## BEGIN EXTRACTED MATERIAL

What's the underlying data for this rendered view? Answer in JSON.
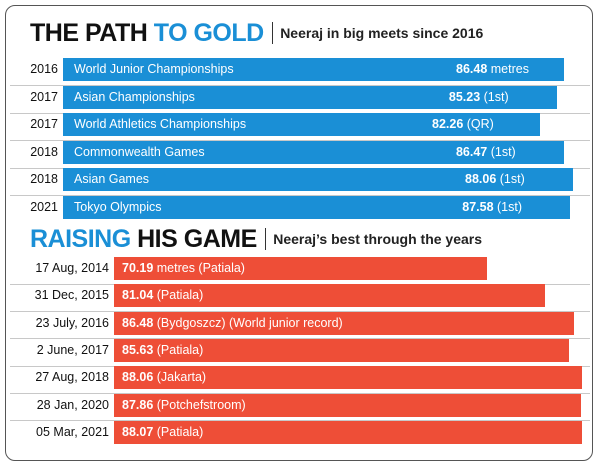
{
  "colors": {
    "gold_section": "#1a8fd6",
    "game_section": "#ee4e37"
  },
  "chart_data": [
    {
      "type": "bar",
      "title": "THE PATH TO GOLD",
      "title_part1": "THE PATH ",
      "title_part2": "TO GOLD",
      "subtitle": "Neeraj in big meets since 2016",
      "unit": "metres",
      "categories": [
        "2016",
        "2017",
        "2017",
        "2018",
        "2018",
        "2021"
      ],
      "events": [
        "World Junior Championships",
        "Asian Championships",
        "World Athletics Championships",
        "Commonwealth Games",
        "Asian Games",
        "Tokyo Olympics"
      ],
      "values": [
        86.48,
        85.23,
        82.26,
        86.47,
        88.06,
        87.58
      ],
      "value_labels": [
        "86.48",
        "85.23",
        "82.26",
        "86.47",
        "88.06",
        "87.58"
      ],
      "notes": [
        "metres",
        "(1st)",
        "(QR)",
        "(1st)",
        "(1st)",
        "(1st)"
      ]
    },
    {
      "type": "bar",
      "title": "RAISING HIS GAME",
      "title_part1": "RAISING ",
      "title_part2": "HIS GAME",
      "subtitle": "Neeraj’s best through the years",
      "unit": "metres",
      "categories": [
        "17 Aug, 2014",
        "31 Dec, 2015",
        "23 July, 2016",
        "2 June, 2017",
        "27 Aug, 2018",
        "28 Jan, 2020",
        "05 Mar, 2021"
      ],
      "values": [
        70.19,
        81.04,
        86.48,
        85.63,
        88.06,
        87.86,
        88.07
      ],
      "value_labels": [
        "70.19",
        "81.04",
        "86.48",
        "85.63",
        "88.06",
        "87.86",
        "88.07"
      ],
      "notes": [
        "metres (Patiala)",
        "(Patiala)",
        "(Bydgoszcz) (World junior record)",
        "(Patiala)",
        "(Jakarta)",
        "(Potchefstroom)",
        "(Patiala)"
      ]
    }
  ]
}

## END EXTRACTED MATERIAL

▶ WHAT TO PRODUCE: List the lines of the material in which the word "World" occurs.

▶ WRITTEN SOLUTION:
        "World Junior Championships",
        "World Athletics Championships",
        "(Bydgoszcz) (World junior record)",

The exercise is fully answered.